(Stored entries)
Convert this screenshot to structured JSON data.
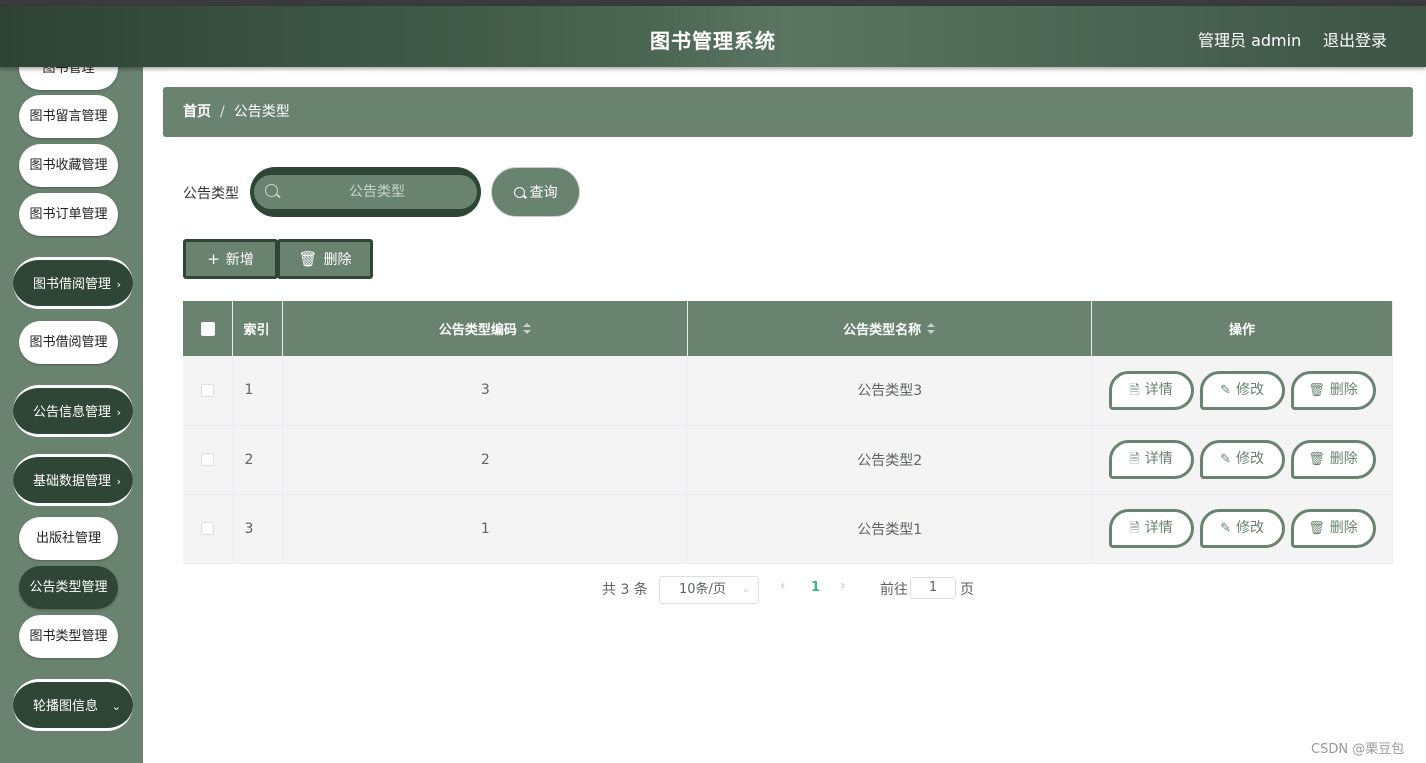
{
  "header": {
    "title": "图书管理系统",
    "user": "管理员 admin",
    "logout": "退出登录"
  },
  "sidebar": {
    "items": [
      {
        "label": "图书管理"
      },
      {
        "label": "图书留言管理"
      },
      {
        "label": "图书收藏管理"
      },
      {
        "label": "图书订单管理"
      },
      {
        "label": "图书借阅管理"
      },
      {
        "label": "图书借阅管理"
      },
      {
        "label": "公告信息管理"
      },
      {
        "label": "基础数据管理"
      },
      {
        "label": "出版社管理"
      },
      {
        "label": "公告类型管理"
      },
      {
        "label": "图书类型管理"
      },
      {
        "label": "轮播图信息"
      }
    ]
  },
  "breadcrumb": {
    "home": "首页",
    "separator": "/",
    "current": "公告类型"
  },
  "search": {
    "label": "公告类型",
    "placeholder": "公告类型",
    "button": "查询"
  },
  "toolbar": {
    "add": "新增",
    "delete": "删除"
  },
  "table": {
    "columns": [
      "索引",
      "公告类型编码",
      "公告类型名称",
      "操作"
    ],
    "rows": [
      {
        "index": "1",
        "code": "3",
        "name": "公告类型3"
      },
      {
        "index": "2",
        "code": "2",
        "name": "公告类型2"
      },
      {
        "index": "3",
        "code": "1",
        "name": "公告类型1"
      }
    ],
    "actions": {
      "detail": "详情",
      "edit": "修改",
      "delete": "删除"
    }
  },
  "pagination": {
    "total": "共 3 条",
    "page_size": "10条/页",
    "current_page": "1",
    "goto": "前往",
    "goto_value": "1",
    "page_unit": "页"
  },
  "watermark": "CSDN @栗豆包",
  "colors": {
    "header_dark": "#2d4233",
    "sidebar": "#6a8270",
    "accent_dark": "#2f4637",
    "page_active": "#3fae8f"
  }
}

* Problem requirements: Restate each line of the records exactly; pictures do not belong in the copy.

* Task output:
Convert this screenshot to structured JSON data.
{
  "header": {
    "title": "图书管理系统",
    "user": "管理员 admin",
    "logout": "退出登录"
  },
  "sidebar": {
    "items": [
      {
        "label": "图书管理"
      },
      {
        "label": "图书留言管理"
      },
      {
        "label": "图书收藏管理"
      },
      {
        "label": "图书订单管理"
      },
      {
        "label": "图书借阅管理"
      },
      {
        "label": "图书借阅管理"
      },
      {
        "label": "公告信息管理"
      },
      {
        "label": "基础数据管理"
      },
      {
        "label": "出版社管理"
      },
      {
        "label": "公告类型管理"
      },
      {
        "label": "图书类型管理"
      },
      {
        "label": "轮播图信息"
      }
    ]
  },
  "breadcrumb": {
    "home": "首页",
    "separator": "/",
    "current": "公告类型"
  },
  "search": {
    "label": "公告类型",
    "placeholder": "公告类型",
    "button": "查询"
  },
  "toolbar": {
    "add": "新增",
    "delete": "删除"
  },
  "table": {
    "columns": [
      "索引",
      "公告类型编码",
      "公告类型名称",
      "操作"
    ],
    "rows": [
      {
        "index": "1",
        "code": "3",
        "name": "公告类型3"
      },
      {
        "index": "2",
        "code": "2",
        "name": "公告类型2"
      },
      {
        "index": "3",
        "code": "1",
        "name": "公告类型1"
      }
    ],
    "actions": {
      "detail": "详情",
      "edit": "修改",
      "delete": "删除"
    }
  },
  "pagination": {
    "total": "共 3 条",
    "page_size": "10条/页",
    "current_page": "1",
    "goto": "前往",
    "goto_value": "1",
    "page_unit": "页"
  },
  "watermark": "CSDN @栗豆包",
  "colors": {
    "header_dark": "#2d4233",
    "sidebar": "#6a8270",
    "accent_dark": "#2f4637",
    "page_active": "#3fae8f"
  }
}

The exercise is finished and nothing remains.